## EXERCISE DETAILS
Please copy every line of each item below without changing anything.

## ITEMS
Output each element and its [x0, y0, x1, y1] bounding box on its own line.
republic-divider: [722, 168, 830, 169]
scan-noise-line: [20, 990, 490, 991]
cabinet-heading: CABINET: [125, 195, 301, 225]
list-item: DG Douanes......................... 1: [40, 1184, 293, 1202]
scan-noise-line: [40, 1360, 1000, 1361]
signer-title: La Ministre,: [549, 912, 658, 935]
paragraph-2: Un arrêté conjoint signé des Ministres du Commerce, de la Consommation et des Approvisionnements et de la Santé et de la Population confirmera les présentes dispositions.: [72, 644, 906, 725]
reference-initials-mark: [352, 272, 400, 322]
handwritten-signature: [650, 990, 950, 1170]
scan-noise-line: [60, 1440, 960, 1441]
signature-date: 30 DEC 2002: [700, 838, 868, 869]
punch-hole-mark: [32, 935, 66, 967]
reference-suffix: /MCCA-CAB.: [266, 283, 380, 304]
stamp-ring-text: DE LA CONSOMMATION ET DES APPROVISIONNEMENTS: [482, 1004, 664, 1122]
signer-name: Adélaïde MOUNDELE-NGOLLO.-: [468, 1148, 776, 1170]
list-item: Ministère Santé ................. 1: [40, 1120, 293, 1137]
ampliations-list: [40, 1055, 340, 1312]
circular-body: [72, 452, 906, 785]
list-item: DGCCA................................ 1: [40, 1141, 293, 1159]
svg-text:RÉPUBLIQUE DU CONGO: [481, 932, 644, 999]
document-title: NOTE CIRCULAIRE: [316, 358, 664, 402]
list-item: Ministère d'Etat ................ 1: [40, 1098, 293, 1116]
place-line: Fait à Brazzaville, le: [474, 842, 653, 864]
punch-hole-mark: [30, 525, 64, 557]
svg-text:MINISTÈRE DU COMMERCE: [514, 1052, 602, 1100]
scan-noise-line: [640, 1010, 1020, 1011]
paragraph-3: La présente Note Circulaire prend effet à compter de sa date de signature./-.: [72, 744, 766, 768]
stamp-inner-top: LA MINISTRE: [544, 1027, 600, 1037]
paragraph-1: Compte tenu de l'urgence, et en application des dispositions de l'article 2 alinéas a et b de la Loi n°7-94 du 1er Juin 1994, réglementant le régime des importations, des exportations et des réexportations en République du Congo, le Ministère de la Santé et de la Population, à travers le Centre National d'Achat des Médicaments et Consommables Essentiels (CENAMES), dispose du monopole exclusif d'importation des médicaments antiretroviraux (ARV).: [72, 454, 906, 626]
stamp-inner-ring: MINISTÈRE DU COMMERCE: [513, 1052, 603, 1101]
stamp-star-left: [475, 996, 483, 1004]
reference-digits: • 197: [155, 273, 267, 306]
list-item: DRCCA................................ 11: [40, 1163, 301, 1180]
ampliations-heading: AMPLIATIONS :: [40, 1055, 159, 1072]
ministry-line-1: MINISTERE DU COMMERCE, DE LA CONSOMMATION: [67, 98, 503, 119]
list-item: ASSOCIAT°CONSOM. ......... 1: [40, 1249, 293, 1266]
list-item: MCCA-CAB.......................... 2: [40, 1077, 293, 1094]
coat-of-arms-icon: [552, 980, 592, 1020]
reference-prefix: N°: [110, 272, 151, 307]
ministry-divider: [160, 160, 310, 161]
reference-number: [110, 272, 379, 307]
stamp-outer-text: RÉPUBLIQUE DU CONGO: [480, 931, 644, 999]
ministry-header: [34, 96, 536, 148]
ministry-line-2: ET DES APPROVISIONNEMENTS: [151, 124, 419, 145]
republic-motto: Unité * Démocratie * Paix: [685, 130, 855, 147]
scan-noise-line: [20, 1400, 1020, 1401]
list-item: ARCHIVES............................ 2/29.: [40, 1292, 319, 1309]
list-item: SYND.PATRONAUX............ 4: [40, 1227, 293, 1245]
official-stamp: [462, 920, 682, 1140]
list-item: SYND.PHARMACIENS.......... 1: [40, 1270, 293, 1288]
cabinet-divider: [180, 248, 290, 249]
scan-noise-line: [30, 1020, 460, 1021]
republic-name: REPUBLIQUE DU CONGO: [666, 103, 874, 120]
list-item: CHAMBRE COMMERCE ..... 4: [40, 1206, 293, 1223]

## THE OUTPUT
Output each element and its [x0, y0, x1, y1] bounding box on its own line.
republic-divider: [722, 168, 830, 169]
scan-noise-line: [20, 990, 490, 991]
cabinet-heading: CABINET: [125, 195, 301, 225]
list-item: DG Douanes......................... 1: [40, 1184, 293, 1202]
scan-noise-line: [40, 1360, 1000, 1361]
signer-title: La Ministre,: [549, 912, 658, 935]
paragraph-2: Un arrêté conjoint signé des Ministres du Commerce, de la Consommation et des Approvisionnements et de la Santé et de la Population confirmera les présentes dispositions.: [72, 644, 906, 725]
reference-initials-mark: [352, 272, 400, 322]
handwritten-signature: [650, 990, 950, 1170]
scan-noise-line: [60, 1440, 960, 1441]
signature-date: 30 DEC 2002: [700, 838, 868, 869]
punch-hole-mark: [32, 935, 66, 967]
reference-suffix: /MCCA-CAB.: [266, 283, 380, 304]
stamp-ring-text: DE LA CONSOMMATION ET DES APPROVISIONNEMENTS: [482, 1004, 664, 1122]
signer-name: Adélaïde MOUNDELE-NGOLLO.-: [468, 1148, 776, 1170]
list-item: Ministère Santé ................. 1: [40, 1120, 293, 1137]
ampliations-list: [40, 1055, 340, 1312]
circular-body: [72, 452, 906, 785]
list-item: DGCCA................................ 1: [40, 1141, 293, 1159]
svg-text:RÉPUBLIQUE DU CONGO: [481, 932, 644, 999]
document-title: NOTE CIRCULAIRE: [316, 358, 664, 402]
list-item: Ministère d'Etat ................ 1: [40, 1098, 293, 1116]
place-line: Fait à Brazzaville, le: [474, 842, 653, 864]
punch-hole-mark: [30, 525, 64, 557]
svg-text:MINISTÈRE DU COMMERCE: [514, 1052, 602, 1100]
scan-noise-line: [640, 1010, 1020, 1011]
paragraph-3: La présente Note Circulaire prend effet à compter de sa date de signature./-.: [72, 744, 766, 768]
stamp-inner-top: LA MINISTRE: [544, 1027, 600, 1037]
paragraph-1: Compte tenu de l'urgence, et en application des dispositions de l'article 2 alinéas a et b de la Loi n°7-94 du 1er Juin 1994, réglementant le régime des importations, des exportations et des réexportations en République du Congo, le Ministère de la Santé et de la Population, à travers le Centre National d'Achat des Médicaments et Consommables Essentiels (CENAMES), dispose du monopole exclusif d'importation des médicaments antiretroviraux (ARV).: [72, 454, 906, 626]
stamp-inner-ring: MINISTÈRE DU COMMERCE: [513, 1052, 603, 1101]
stamp-star-left: [475, 996, 483, 1004]
reference-digits: • 197: [155, 273, 267, 306]
list-item: DRCCA................................ 11: [40, 1163, 301, 1180]
ampliations-heading: AMPLIATIONS :: [40, 1055, 159, 1072]
ministry-line-1: MINISTERE DU COMMERCE, DE LA CONSOMMATION: [67, 98, 503, 119]
list-item: ASSOCIAT°CONSOM. ......... 1: [40, 1249, 293, 1266]
list-item: MCCA-CAB.......................... 2: [40, 1077, 293, 1094]
coat-of-arms-icon: [552, 980, 592, 1020]
reference-prefix: N°: [110, 272, 151, 307]
ministry-divider: [160, 160, 310, 161]
reference-number: [110, 272, 379, 307]
stamp-outer-text: RÉPUBLIQUE DU CONGO: [480, 931, 644, 999]
ministry-header: [34, 96, 536, 148]
ministry-line-2: ET DES APPROVISIONNEMENTS: [151, 124, 419, 145]
republic-motto: Unité * Démocratie * Paix: [685, 130, 855, 147]
scan-noise-line: [20, 1400, 1020, 1401]
list-item: ARCHIVES............................ 2/29.: [40, 1292, 319, 1309]
list-item: SYND.PATRONAUX............ 4: [40, 1227, 293, 1245]
official-stamp: [462, 920, 682, 1140]
list-item: SYND.PHARMACIENS.......... 1: [40, 1270, 293, 1288]
cabinet-divider: [180, 248, 290, 249]
scan-noise-line: [30, 1020, 460, 1021]
republic-name: REPUBLIQUE DU CONGO: [666, 103, 874, 120]
list-item: CHAMBRE COMMERCE ..... 4: [40, 1206, 293, 1223]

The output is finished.